### TASK
Each entry below must be repeated exactly, with pictures left out.

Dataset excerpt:
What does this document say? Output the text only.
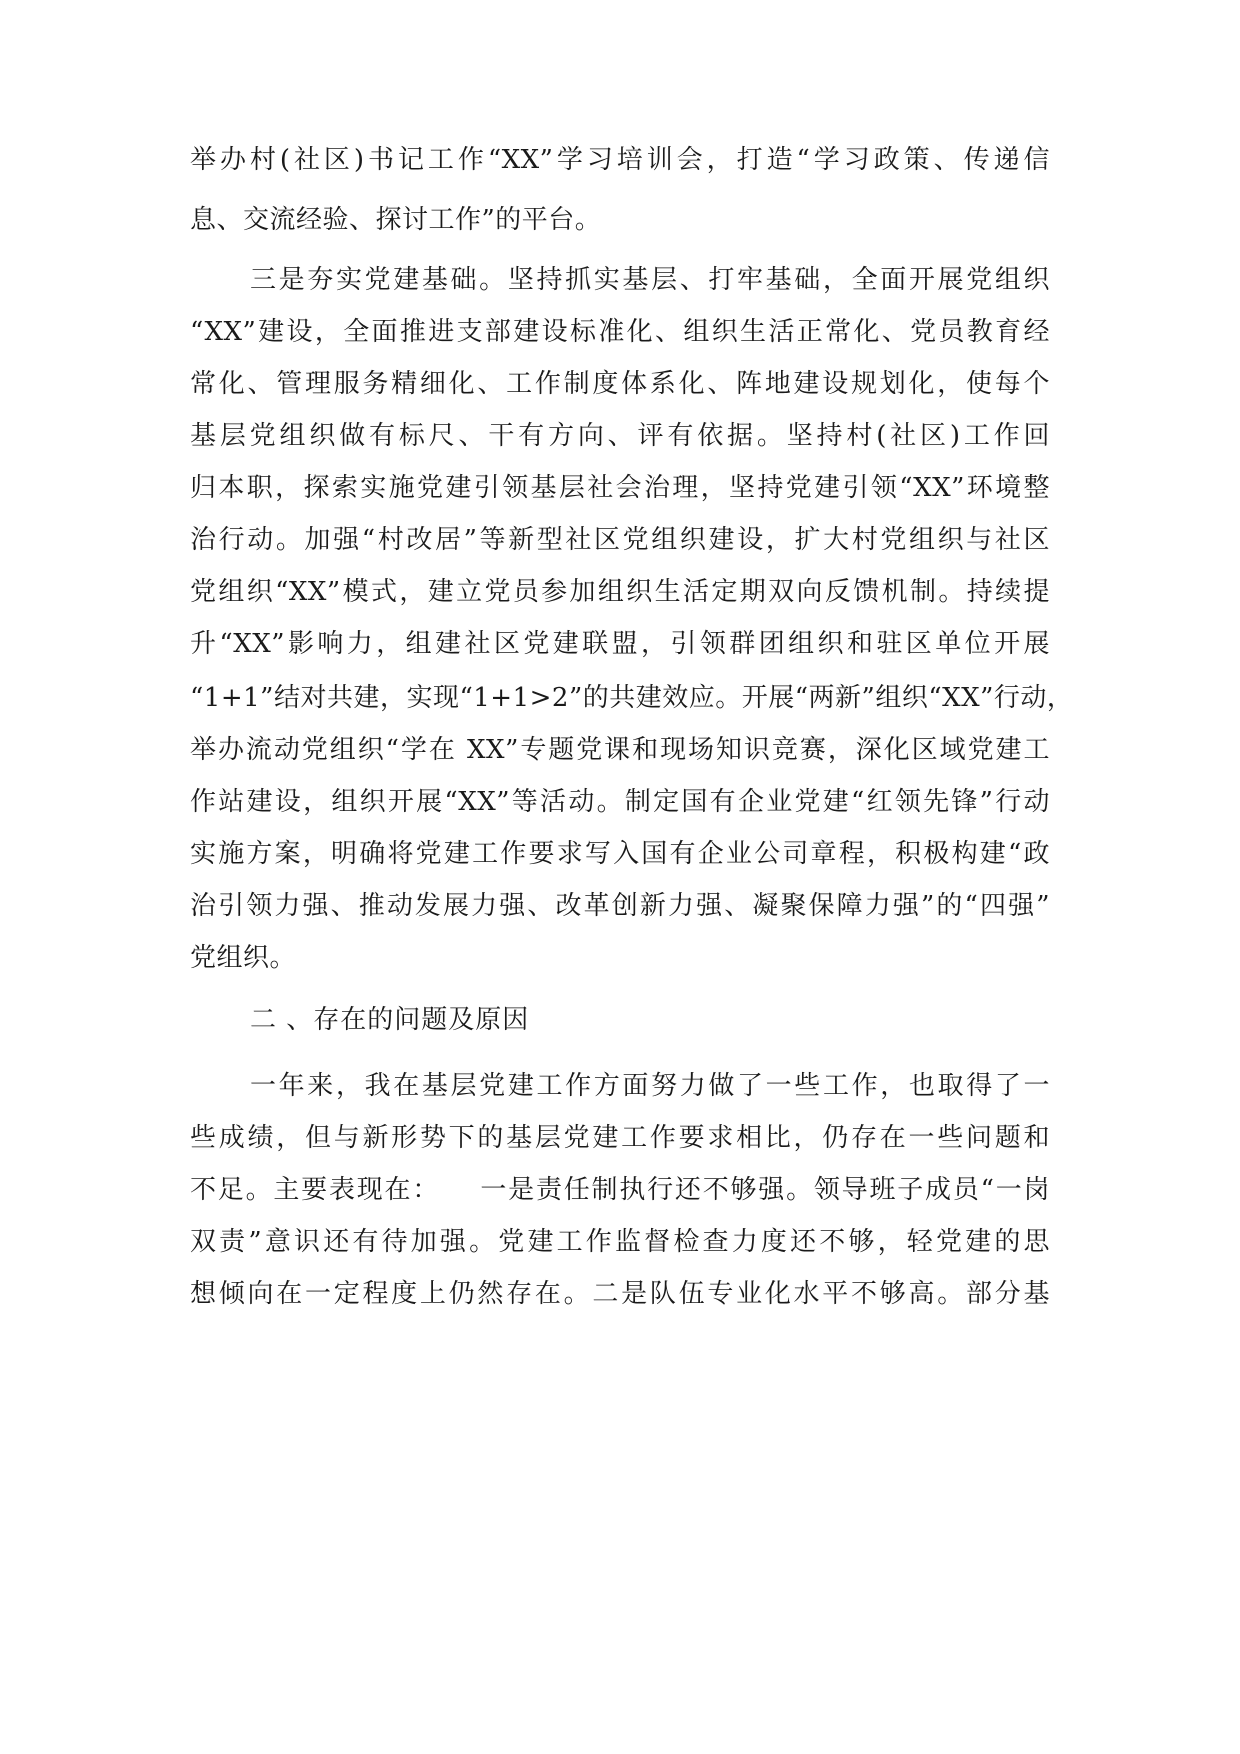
举办村(社区)书记工作“XX”学习培训会，打造“学习政策、传递信
息、交流经验、探讨工作”的平台。
三是夯实党建基础。坚持抓实基层、打牢基础，全面开展党组织
“XX”建设，全面推进支部建设标准化、组织生活正常化、党员教育经
常化、管理服务精细化、工作制度体系化、阵地建设规划化，使每个
基层党组织做有标尺、干有方向、评有依据。坚持村(社区)工作回
归本职，探索实施党建引领基层社会治理，坚持党建引领“XX”环境整
治行动。加强“村改居”等新型社区党组织建设，扩大村党组织与社区
党组织“XX”模式，建立党员参加组织生活定期双向反馈机制。持续提
升“XX”影响力，组建社区党建联盟，引领群团组织和驻区单位开展
“1+1”结对共建，实现“1+1>2”的共建效应。开展“两新”组织“XX”行动，
举办流动党组织“学在 XX”专题党课和现场知识竞赛，深化区域党建工
作站建设，组织开展“XX”等活动。制定国有企业党建“红领先锋”行动
实施方案，明确将党建工作要求写入国有企业公司章程，积极构建“政
治引领力强、推动发展力强、改革创新力强、凝聚保障力强”的“四强”
党组织。
二 、存在的问题及原因
一年来，我在基层党建工作方面努力做了一些工作，也取得了一
些成绩，但与新形势下的基层党建工作要求相比，仍存在一些问题和
不足。主要表现在：    一是责任制执行还不够强。领导班子成员“一岗
双责”意识还有待加强。党建工作监督检查力度还不够，轻党建的思
想倾向在一定程度上仍然存在。二是队伍专业化水平不够高。部分基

### ANSWER TO THIS PROBLEM
What does this document say? Output the text only.
举办村(社区)书记工作“XX”学习培训会，打造“学习政策、传递信
息、交流经验、探讨工作”的平台。
三是夯实党建基础。坚持抓实基层、打牢基础，全面开展党组织
“XX”建设，全面推进支部建设标准化、组织生活正常化、党员教育经
常化、管理服务精细化、工作制度体系化、阵地建设规划化，使每个
基层党组织做有标尺、干有方向、评有依据。坚持村(社区)工作回
归本职，探索实施党建引领基层社会治理，坚持党建引领“XX”环境整
治行动。加强“村改居”等新型社区党组织建设，扩大村党组织与社区
党组织“XX”模式，建立党员参加组织生活定期双向反馈机制。持续提
升“XX”影响力，组建社区党建联盟，引领群团组织和驻区单位开展
“1+1”结对共建，实现“1+1>2”的共建效应。开展“两新”组织“XX”行动，
举办流动党组织“学在 XX”专题党课和现场知识竞赛，深化区域党建工
作站建设，组织开展“XX”等活动。制定国有企业党建“红领先锋”行动
实施方案，明确将党建工作要求写入国有企业公司章程，积极构建“政
治引领力强、推动发展力强、改革创新力强、凝聚保障力强”的“四强”
党组织。
二 、存在的问题及原因
一年来，我在基层党建工作方面努力做了一些工作，也取得了一
些成绩，但与新形势下的基层党建工作要求相比，仍存在一些问题和
不足。主要表现在：    一是责任制执行还不够强。领导班子成员“一岗
双责”意识还有待加强。党建工作监督检查力度还不够，轻党建的思
想倾向在一定程度上仍然存在。二是队伍专业化水平不够高。部分基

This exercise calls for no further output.